** WRITTEN TASK **
Sift the material for lines containing "JSON", and return them.
------------------------
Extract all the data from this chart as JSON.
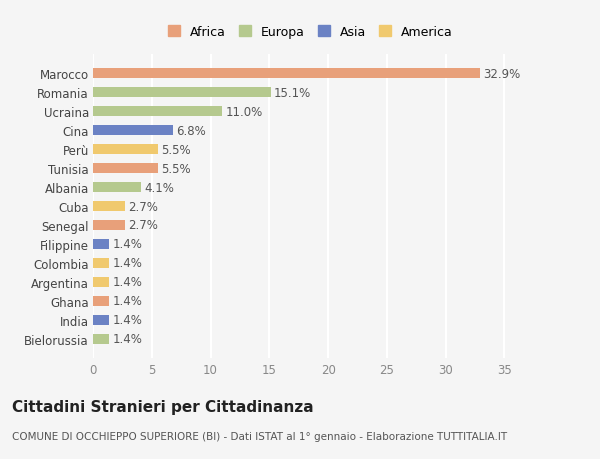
{
  "categories": [
    "Bielorussia",
    "India",
    "Ghana",
    "Argentina",
    "Colombia",
    "Filippine",
    "Senegal",
    "Cuba",
    "Albania",
    "Tunisia",
    "Perù",
    "Cina",
    "Ucraina",
    "Romania",
    "Marocco"
  ],
  "values": [
    1.4,
    1.4,
    1.4,
    1.4,
    1.4,
    1.4,
    2.7,
    2.7,
    4.1,
    5.5,
    5.5,
    6.8,
    11.0,
    15.1,
    32.9
  ],
  "colors": [
    "#b5c98e",
    "#6b82c4",
    "#e8a07a",
    "#f0c96e",
    "#f0c96e",
    "#6b82c4",
    "#e8a07a",
    "#f0c96e",
    "#b5c98e",
    "#e8a07a",
    "#f0c96e",
    "#6b82c4",
    "#b5c98e",
    "#b5c98e",
    "#e8a07a"
  ],
  "bar_height": 0.55,
  "xlim": [
    0,
    37
  ],
  "xticks": [
    0,
    5,
    10,
    15,
    20,
    25,
    30,
    35
  ],
  "title": "Cittadini Stranieri per Cittadinanza",
  "subtitle": "COMUNE DI OCCHIEPPO SUPERIORE (BI) - Dati ISTAT al 1° gennaio - Elaborazione TUTTITALIA.IT",
  "legend_labels": [
    "Africa",
    "Europa",
    "Asia",
    "America"
  ],
  "legend_colors": [
    "#e8a07a",
    "#b5c98e",
    "#6b82c4",
    "#f0c96e"
  ],
  "background_color": "#f5f5f5",
  "grid_color": "#ffffff",
  "label_fontsize": 8.5,
  "value_fontsize": 8.5,
  "title_fontsize": 11,
  "subtitle_fontsize": 7.5
}
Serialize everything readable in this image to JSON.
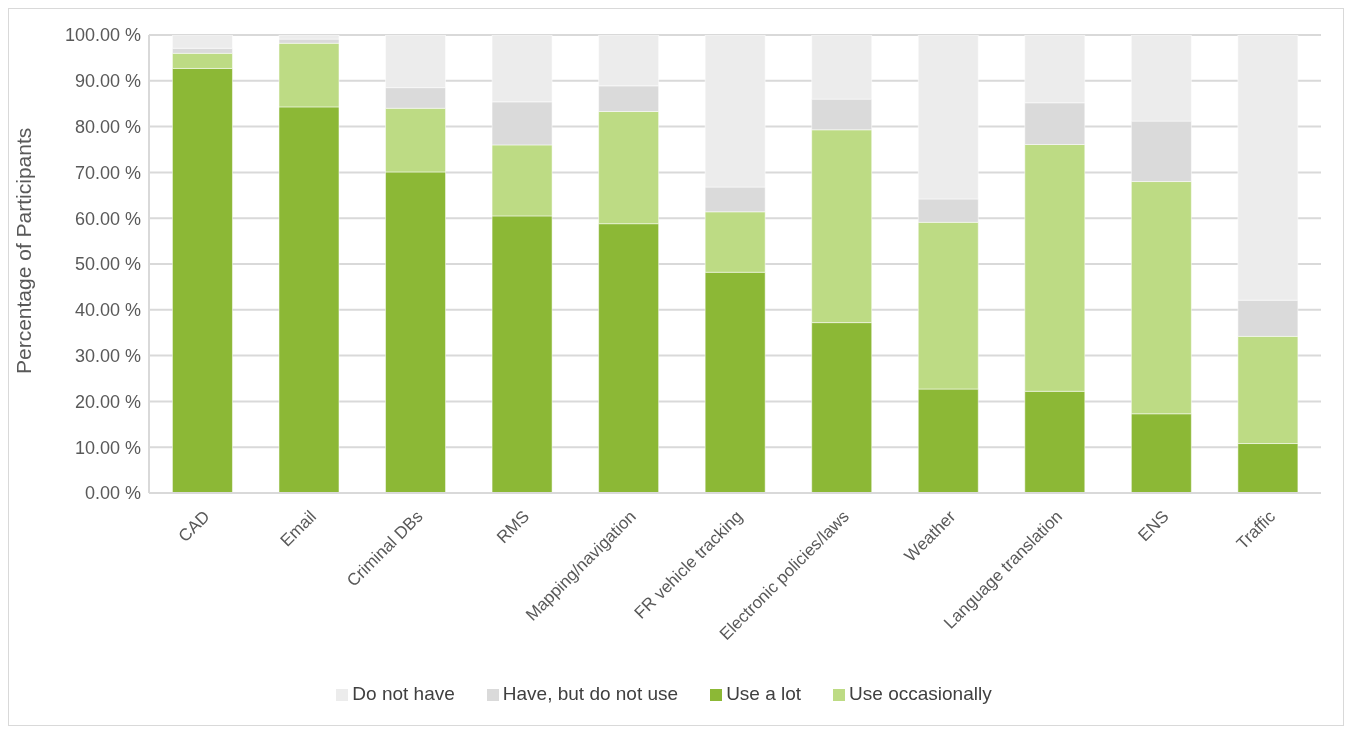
------------------------
** OUTPUT FOR THIS EXERCISE **
Extract all the data from this chart as JSON.
Serialize everything readable in this image to JSON.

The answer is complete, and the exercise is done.